* **TASK DIRECTIONS**
In the material below, find all lines with the string "houses" and copy them.

* **TASK INPUTS**
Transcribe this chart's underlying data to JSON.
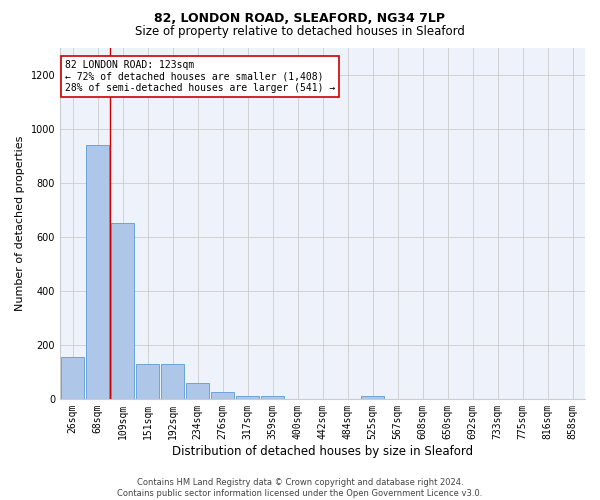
{
  "title_line1": "82, LONDON ROAD, SLEAFORD, NG34 7LP",
  "title_line2": "Size of property relative to detached houses in Sleaford",
  "xlabel": "Distribution of detached houses by size in Sleaford",
  "ylabel": "Number of detached properties",
  "footnote": "Contains HM Land Registry data © Crown copyright and database right 2024.\nContains public sector information licensed under the Open Government Licence v3.0.",
  "bins": [
    "26sqm",
    "68sqm",
    "109sqm",
    "151sqm",
    "192sqm",
    "234sqm",
    "276sqm",
    "317sqm",
    "359sqm",
    "400sqm",
    "442sqm",
    "484sqm",
    "525sqm",
    "567sqm",
    "608sqm",
    "650sqm",
    "692sqm",
    "733sqm",
    "775sqm",
    "816sqm",
    "858sqm"
  ],
  "bar_heights": [
    155,
    940,
    650,
    130,
    130,
    60,
    25,
    12,
    10,
    0,
    0,
    0,
    12,
    0,
    0,
    0,
    0,
    0,
    0,
    0,
    0
  ],
  "bar_color": "#aec6e8",
  "bar_edge_color": "#5b9bd5",
  "red_line_bin_index": 2,
  "annotation_text": "82 LONDON ROAD: 123sqm\n← 72% of detached houses are smaller (1,408)\n28% of semi-detached houses are larger (541) →",
  "annotation_box_color": "#ffffff",
  "annotation_box_edge_color": "#cc0000",
  "red_line_color": "#cc0000",
  "ylim": [
    0,
    1300
  ],
  "yticks": [
    0,
    200,
    400,
    600,
    800,
    1000,
    1200
  ],
  "grid_color": "#cccccc",
  "background_color": "#eef3fb",
  "title_fontsize": 9,
  "subtitle_fontsize": 8.5,
  "xlabel_fontsize": 8.5,
  "ylabel_fontsize": 8,
  "tick_fontsize": 7,
  "annotation_fontsize": 7,
  "footnote_fontsize": 6
}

* **IN RESPONSE**
  "title_line2": "Size of property relative to detached houses in Sleaford",
  "xlabel": "Distribution of detached houses by size in Sleaford",
  "annotation_text": "82 LONDON ROAD: 123sqm\n← 72% of detached houses are smaller (1,408)\n28% of semi-detached houses are larger (541) →",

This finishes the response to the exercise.